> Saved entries
>> Start

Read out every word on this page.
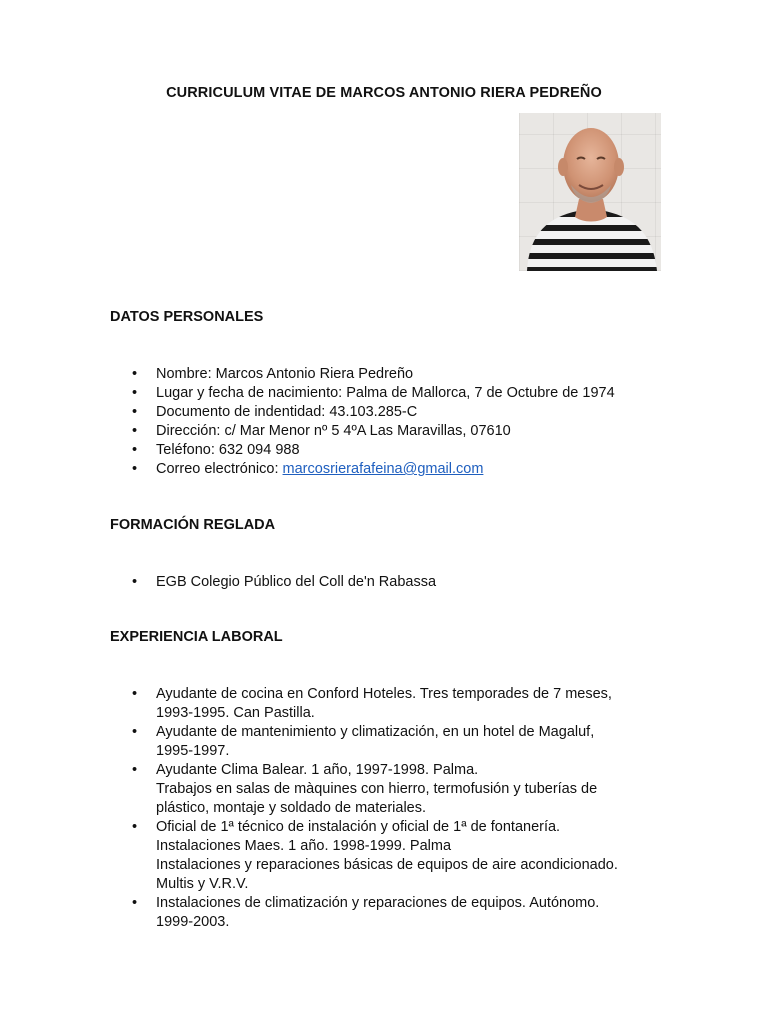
CURRICULUM VITAE DE MARCOS ANTONIO RIERA PEDREÑO
DATOS PERSONALES
• Nombre: Marcos Antonio Riera Pedreño
• Lugar y fecha de nacimiento: Palma de Mallorca, 7 de Octubre de 1974
• Documento de indentidad: 43.103.285-C
• Dirección: c/ Mar Menor nº 5 4ºA Las Maravillas, 07610
• Teléfono: 632 094 988
• Correo electrónico: marcosrierafafeina@gmail.com
FORMACIÓN REGLADA
• EGB Colegio Público del Coll de'n Rabassa
EXPERIENCIA LABORAL
• Ayudante de cocina en Conford Hoteles. Tres temporades de 7 meses,
1993-1995. Can Pastilla.
• Ayudante de mantenimiento y climatización, en un hotel de Magaluf,
1995-1997.
• Ayudante Clima Balear. 1 año, 1997-1998. Palma.
Trabajos en salas de màquines con hierro, termofusión y tuberías de
plástico, montaje y soldado de materiales.
• Oficial de 1ª técnico de instalación y oficial de 1ª de fontanería.
Instalaciones Maes. 1 año. 1998-1999. Palma
Instalaciones y reparaciones básicas de equipos de aire acondicionado.
Multis y V.R.V.
• Instalaciones de climatización y reparaciones de equipos. Autónomo.
1999-2003.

>> End

List the lines of the material in which the word "climatización" occurs.

> EXERCISE SOLUTION
• Ayudante de mantenimiento y climatización, en un hotel de Magaluf,
• Instalaciones de climatización y reparaciones de equipos. Autónomo.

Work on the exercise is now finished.